--- Start of Input data ---
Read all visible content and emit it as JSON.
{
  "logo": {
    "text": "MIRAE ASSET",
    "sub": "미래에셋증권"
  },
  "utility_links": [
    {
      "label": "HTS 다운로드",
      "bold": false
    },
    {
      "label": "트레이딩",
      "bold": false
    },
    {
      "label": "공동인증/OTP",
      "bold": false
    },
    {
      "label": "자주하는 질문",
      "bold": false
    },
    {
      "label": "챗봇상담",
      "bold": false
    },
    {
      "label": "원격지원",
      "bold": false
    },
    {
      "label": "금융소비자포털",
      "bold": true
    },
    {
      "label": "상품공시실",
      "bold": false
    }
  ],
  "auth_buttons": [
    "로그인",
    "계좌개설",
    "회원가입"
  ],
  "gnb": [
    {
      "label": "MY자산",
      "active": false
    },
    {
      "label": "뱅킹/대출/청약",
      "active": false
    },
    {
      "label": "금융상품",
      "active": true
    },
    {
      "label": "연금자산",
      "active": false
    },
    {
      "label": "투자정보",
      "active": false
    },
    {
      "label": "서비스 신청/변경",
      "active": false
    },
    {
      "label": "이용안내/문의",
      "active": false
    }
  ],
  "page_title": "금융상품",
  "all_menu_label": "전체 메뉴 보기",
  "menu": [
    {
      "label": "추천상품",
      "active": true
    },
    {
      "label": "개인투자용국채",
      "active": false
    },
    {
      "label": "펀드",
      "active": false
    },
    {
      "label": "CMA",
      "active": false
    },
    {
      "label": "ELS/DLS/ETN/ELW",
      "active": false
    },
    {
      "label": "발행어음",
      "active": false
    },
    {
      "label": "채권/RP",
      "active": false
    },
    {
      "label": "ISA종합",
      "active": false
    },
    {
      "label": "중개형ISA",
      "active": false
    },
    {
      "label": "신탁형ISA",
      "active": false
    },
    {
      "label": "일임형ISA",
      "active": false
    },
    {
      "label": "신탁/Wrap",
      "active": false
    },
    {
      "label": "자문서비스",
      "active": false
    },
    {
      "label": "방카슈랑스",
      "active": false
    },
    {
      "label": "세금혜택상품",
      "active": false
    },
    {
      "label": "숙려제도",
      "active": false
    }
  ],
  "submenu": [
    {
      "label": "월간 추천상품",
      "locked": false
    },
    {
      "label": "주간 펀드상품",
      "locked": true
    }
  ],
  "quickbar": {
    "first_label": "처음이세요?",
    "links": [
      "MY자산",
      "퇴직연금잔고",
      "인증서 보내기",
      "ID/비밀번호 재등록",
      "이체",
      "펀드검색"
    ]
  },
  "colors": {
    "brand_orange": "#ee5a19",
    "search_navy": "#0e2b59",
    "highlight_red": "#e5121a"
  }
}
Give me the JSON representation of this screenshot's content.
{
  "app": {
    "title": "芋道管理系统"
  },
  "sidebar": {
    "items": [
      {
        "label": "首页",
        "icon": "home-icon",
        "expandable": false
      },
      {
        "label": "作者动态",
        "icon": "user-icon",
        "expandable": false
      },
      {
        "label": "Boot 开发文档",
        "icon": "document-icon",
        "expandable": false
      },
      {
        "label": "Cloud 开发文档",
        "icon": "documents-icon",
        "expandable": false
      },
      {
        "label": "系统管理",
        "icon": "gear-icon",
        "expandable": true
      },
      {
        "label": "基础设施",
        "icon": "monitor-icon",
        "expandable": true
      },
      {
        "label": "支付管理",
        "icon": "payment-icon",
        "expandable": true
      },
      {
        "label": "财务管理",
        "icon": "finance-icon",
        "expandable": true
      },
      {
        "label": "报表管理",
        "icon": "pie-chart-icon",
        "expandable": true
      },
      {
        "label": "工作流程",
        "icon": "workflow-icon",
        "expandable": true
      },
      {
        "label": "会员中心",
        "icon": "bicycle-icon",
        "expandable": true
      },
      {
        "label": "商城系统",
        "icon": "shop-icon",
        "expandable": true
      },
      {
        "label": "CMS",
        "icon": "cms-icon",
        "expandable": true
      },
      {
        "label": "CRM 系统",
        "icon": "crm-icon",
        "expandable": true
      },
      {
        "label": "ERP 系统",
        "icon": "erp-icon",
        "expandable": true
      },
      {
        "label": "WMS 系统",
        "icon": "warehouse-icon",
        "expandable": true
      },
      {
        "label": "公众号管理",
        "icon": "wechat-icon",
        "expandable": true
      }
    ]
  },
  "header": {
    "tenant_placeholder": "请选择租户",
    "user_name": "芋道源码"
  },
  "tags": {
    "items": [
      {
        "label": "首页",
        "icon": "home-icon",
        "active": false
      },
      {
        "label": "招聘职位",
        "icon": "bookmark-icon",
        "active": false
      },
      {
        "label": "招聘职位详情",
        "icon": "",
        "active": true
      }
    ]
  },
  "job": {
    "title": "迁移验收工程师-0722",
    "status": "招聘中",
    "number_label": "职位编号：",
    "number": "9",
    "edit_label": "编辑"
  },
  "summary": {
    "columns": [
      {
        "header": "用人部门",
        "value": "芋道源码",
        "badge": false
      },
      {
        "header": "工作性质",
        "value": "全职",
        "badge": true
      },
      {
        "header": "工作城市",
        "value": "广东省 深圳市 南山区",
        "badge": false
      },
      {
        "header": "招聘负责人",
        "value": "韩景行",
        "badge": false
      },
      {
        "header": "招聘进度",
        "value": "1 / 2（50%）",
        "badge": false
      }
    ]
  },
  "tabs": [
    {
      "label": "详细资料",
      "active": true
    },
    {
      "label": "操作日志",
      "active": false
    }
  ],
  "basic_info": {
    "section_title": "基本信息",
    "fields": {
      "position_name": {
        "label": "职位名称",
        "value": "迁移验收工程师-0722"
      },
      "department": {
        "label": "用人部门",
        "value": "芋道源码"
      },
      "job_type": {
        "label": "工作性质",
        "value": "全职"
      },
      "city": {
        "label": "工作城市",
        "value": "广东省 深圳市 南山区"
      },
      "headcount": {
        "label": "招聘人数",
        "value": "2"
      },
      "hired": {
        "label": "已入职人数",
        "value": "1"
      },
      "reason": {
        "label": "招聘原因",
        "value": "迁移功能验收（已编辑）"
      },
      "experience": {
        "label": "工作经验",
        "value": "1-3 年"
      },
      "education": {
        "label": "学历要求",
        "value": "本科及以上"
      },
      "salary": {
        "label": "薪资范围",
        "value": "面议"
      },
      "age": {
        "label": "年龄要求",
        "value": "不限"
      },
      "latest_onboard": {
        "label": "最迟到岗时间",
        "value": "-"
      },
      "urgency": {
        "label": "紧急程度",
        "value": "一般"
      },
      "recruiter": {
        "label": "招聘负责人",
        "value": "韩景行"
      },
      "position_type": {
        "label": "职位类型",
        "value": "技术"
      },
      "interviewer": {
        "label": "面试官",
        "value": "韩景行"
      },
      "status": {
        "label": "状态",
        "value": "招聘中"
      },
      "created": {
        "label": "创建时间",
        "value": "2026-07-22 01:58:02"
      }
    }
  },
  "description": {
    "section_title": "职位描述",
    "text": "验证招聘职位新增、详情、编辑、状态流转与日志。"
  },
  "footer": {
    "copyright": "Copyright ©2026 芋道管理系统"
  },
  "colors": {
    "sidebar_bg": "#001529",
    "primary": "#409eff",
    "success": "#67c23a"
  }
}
--- End of Input data ---
Exercise details => In the entries above, identify every line with the word "迁移验收工程师". Copy those lines.

Output for this task =>
    "title": "迁移验收工程师-0722",
        "value": "迁移验收工程师-0722"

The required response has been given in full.